- AIM: Quote the entries that follow exactly, leaving none out.

- ROWS:
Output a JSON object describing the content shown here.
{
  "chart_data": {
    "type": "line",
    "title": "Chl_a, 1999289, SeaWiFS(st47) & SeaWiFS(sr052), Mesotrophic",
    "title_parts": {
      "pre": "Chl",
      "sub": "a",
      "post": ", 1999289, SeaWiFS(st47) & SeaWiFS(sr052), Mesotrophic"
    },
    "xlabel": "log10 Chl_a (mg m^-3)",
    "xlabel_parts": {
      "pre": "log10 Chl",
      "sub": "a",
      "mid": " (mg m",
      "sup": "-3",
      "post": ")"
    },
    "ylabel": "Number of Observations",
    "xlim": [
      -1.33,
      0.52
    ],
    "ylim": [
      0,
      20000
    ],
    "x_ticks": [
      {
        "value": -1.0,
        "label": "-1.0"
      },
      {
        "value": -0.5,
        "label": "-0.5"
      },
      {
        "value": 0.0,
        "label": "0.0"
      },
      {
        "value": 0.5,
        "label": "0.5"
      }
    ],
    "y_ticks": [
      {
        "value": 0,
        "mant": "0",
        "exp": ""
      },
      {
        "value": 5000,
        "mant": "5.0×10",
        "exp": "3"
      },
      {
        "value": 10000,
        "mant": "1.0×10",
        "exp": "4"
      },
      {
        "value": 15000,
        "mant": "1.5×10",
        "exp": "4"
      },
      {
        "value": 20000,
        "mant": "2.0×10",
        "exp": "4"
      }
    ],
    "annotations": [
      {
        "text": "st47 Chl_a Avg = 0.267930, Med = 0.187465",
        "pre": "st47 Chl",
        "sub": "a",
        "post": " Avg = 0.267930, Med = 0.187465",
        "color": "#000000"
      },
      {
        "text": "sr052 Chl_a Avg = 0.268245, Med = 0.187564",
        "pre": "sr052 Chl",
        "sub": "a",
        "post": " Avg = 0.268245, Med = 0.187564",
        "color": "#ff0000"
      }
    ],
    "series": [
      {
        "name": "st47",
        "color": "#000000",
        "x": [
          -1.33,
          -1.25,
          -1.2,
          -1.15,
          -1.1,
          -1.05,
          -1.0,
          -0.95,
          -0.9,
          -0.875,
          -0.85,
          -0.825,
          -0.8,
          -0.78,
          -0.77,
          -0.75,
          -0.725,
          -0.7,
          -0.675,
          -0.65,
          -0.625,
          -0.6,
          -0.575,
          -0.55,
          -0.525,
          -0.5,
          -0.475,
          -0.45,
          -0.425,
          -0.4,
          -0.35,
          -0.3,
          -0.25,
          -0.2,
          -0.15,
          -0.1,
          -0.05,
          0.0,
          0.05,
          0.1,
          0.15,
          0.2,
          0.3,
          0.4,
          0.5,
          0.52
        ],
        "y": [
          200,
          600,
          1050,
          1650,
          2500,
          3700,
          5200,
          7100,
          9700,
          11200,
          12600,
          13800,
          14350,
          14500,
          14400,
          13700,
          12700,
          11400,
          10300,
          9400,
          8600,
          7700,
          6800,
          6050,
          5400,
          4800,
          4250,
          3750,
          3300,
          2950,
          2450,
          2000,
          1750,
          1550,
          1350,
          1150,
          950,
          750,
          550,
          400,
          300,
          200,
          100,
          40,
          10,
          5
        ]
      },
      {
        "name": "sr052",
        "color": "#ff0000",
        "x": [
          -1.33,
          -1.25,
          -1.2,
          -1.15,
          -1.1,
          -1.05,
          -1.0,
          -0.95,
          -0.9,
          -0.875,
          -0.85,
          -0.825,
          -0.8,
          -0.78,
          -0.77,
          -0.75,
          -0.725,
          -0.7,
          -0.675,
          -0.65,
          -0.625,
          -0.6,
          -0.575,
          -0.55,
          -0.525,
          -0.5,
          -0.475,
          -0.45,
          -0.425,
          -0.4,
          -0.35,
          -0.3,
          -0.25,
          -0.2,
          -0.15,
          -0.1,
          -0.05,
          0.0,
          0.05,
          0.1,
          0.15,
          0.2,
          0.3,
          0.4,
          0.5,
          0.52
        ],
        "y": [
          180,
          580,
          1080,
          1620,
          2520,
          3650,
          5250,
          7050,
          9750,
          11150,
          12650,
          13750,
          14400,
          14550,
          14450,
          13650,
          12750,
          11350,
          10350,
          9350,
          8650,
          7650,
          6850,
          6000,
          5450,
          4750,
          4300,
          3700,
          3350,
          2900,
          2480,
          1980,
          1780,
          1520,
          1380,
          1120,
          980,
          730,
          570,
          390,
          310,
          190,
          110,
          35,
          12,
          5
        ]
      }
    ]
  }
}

- RESULT OF THE EXERCISE:
Output a JSON object describing the content shown here.
{
  "chart_data": {
    "type": "line",
    "title": "Chl_a, 1999289, SeaWiFS(st47) & SeaWiFS(sr052), Mesotrophic",
    "title_parts": {
      "pre": "Chl",
      "sub": "a",
      "post": ", 1999289, SeaWiFS(st47) & SeaWiFS(sr052), Mesotrophic"
    },
    "xlabel": "log10 Chl_a (mg m^-3)",
    "xlabel_parts": {
      "pre": "log10 Chl",
      "sub": "a",
      "mid": " (mg m",
      "sup": "-3",
      "post": ")"
    },
    "ylabel": "Number of Observations",
    "xlim": [
      -1.33,
      0.52
    ],
    "ylim": [
      0,
      20000
    ],
    "x_ticks": [
      {
        "value": -1.0,
        "label": "-1.0"
      },
      {
        "value": -0.5,
        "label": "-0.5"
      },
      {
        "value": 0.0,
        "label": "0.0"
      },
      {
        "value": 0.5,
        "label": "0.5"
      }
    ],
    "y_ticks": [
      {
        "value": 0,
        "mant": "0",
        "exp": ""
      },
      {
        "value": 5000,
        "mant": "5.0×10",
        "exp": "3"
      },
      {
        "value": 10000,
        "mant": "1.0×10",
        "exp": "4"
      },
      {
        "value": 15000,
        "mant": "1.5×10",
        "exp": "4"
      },
      {
        "value": 20000,
        "mant": "2.0×10",
        "exp": "4"
      }
    ],
    "annotations": [
      {
        "text": "st47 Chl_a Avg = 0.267930, Med = 0.187465",
        "pre": "st47 Chl",
        "sub": "a",
        "post": " Avg = 0.267930, Med = 0.187465",
        "color": "#000000"
      },
      {
        "text": "sr052 Chl_a Avg = 0.268245, Med = 0.187564",
        "pre": "sr052 Chl",
        "sub": "a",
        "post": " Avg = 0.268245, Med = 0.187564",
        "color": "#ff0000"
      }
    ],
    "series": [
      {
        "name": "st47",
        "color": "#000000",
        "x": [
          -1.33,
          -1.25,
          -1.2,
          -1.15,
          -1.1,
          -1.05,
          -1.0,
          -0.95,
          -0.9,
          -0.875,
          -0.85,
          -0.825,
          -0.8,
          -0.78,
          -0.77,
          -0.75,
          -0.725,
          -0.7,
          -0.675,
          -0.65,
          -0.625,
          -0.6,
          -0.575,
          -0.55,
          -0.525,
          -0.5,
          -0.475,
          -0.45,
          -0.425,
          -0.4,
          -0.35,
          -0.3,
          -0.25,
          -0.2,
          -0.15,
          -0.1,
          -0.05,
          0.0,
          0.05,
          0.1,
          0.15,
          0.2,
          0.3,
          0.4,
          0.5,
          0.52
        ],
        "y": [
          200,
          600,
          1050,
          1650,
          2500,
          3700,
          5200,
          7100,
          9700,
          11200,
          12600,
          13800,
          14350,
          14500,
          14400,
          13700,
          12700,
          11400,
          10300,
          9400,
          8600,
          7700,
          6800,
          6050,
          5400,
          4800,
          4250,
          3750,
          3300,
          2950,
          2450,
          2000,
          1750,
          1550,
          1350,
          1150,
          950,
          750,
          550,
          400,
          300,
          200,
          100,
          40,
          10,
          5
        ]
      },
      {
        "name": "sr052",
        "color": "#ff0000",
        "x": [
          -1.33,
          -1.25,
          -1.2,
          -1.15,
          -1.1,
          -1.05,
          -1.0,
          -0.95,
          -0.9,
          -0.875,
          -0.85,
          -0.825,
          -0.8,
          -0.78,
          -0.77,
          -0.75,
          -0.725,
          -0.7,
          -0.675,
          -0.65,
          -0.625,
          -0.6,
          -0.575,
          -0.55,
          -0.525,
          -0.5,
          -0.475,
          -0.45,
          -0.425,
          -0.4,
          -0.35,
          -0.3,
          -0.25,
          -0.2,
          -0.15,
          -0.1,
          -0.05,
          0.0,
          0.05,
          0.1,
          0.15,
          0.2,
          0.3,
          0.4,
          0.5,
          0.52
        ],
        "y": [
          180,
          580,
          1080,
          1620,
          2520,
          3650,
          5250,
          7050,
          9750,
          11150,
          12650,
          13750,
          14400,
          14550,
          14450,
          13650,
          12750,
          11350,
          10350,
          9350,
          8650,
          7650,
          6850,
          6000,
          5450,
          4750,
          4300,
          3700,
          3350,
          2900,
          2480,
          1980,
          1780,
          1520,
          1380,
          1120,
          980,
          730,
          570,
          390,
          310,
          190,
          110,
          35,
          12,
          5
        ]
      }
    ]
  }
}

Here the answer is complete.